▶ [EXTRACTED ENTRIES]
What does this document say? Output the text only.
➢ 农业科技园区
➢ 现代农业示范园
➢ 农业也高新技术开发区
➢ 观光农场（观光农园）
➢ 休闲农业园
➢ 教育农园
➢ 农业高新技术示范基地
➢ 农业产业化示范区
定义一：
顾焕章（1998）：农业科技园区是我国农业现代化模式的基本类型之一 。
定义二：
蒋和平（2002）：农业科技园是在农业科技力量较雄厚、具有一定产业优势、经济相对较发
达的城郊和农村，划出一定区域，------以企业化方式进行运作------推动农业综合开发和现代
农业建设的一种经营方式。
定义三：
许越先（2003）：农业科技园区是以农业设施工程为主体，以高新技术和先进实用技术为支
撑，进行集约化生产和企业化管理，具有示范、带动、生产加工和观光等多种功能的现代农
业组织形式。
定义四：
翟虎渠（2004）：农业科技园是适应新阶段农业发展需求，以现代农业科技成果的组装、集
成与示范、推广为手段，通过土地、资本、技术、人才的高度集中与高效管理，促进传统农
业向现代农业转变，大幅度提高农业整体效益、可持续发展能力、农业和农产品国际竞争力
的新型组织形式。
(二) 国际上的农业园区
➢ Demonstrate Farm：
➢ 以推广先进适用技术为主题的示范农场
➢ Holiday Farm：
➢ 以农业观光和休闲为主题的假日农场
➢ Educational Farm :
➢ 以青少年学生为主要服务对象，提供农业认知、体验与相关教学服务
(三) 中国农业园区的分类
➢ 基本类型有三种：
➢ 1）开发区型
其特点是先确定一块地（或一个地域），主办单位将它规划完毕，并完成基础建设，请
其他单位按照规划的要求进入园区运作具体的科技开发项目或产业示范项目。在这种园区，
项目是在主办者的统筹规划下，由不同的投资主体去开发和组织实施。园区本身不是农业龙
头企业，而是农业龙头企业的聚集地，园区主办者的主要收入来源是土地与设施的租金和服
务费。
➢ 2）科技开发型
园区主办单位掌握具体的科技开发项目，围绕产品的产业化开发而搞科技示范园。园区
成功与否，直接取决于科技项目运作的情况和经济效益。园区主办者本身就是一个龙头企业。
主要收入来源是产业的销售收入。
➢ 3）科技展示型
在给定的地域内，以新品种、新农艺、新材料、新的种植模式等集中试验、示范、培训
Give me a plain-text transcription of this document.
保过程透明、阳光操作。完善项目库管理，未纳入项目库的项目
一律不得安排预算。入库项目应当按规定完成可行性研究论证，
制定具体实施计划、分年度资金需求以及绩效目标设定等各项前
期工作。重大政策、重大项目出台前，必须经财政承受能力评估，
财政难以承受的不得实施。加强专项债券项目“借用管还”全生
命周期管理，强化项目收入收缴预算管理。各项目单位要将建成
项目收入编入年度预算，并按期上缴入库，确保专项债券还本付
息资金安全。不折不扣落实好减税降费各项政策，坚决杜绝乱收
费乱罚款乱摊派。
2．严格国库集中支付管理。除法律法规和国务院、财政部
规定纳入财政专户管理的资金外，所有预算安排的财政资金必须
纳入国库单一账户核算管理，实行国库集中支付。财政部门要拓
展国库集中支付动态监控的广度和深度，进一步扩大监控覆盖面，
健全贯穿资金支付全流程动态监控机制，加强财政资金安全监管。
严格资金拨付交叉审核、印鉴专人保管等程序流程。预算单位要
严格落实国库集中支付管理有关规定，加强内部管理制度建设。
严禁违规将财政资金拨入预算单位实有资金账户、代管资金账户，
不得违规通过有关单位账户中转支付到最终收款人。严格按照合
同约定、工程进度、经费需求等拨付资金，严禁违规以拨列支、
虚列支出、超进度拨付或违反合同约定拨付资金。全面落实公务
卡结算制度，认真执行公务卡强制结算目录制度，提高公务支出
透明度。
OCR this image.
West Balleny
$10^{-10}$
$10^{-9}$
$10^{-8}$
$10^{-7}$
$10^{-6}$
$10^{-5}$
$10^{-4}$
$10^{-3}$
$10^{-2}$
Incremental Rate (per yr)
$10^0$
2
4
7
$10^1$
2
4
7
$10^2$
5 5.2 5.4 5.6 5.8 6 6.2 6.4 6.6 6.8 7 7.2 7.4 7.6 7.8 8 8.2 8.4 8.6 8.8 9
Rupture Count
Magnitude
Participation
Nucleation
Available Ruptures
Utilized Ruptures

▶ [EXERCISE]
List each line of the records that holds the string "document".

▶ [WORKED ANSWER]
What does this document say? Output the text only.
Give me a plain-text transcription of this document.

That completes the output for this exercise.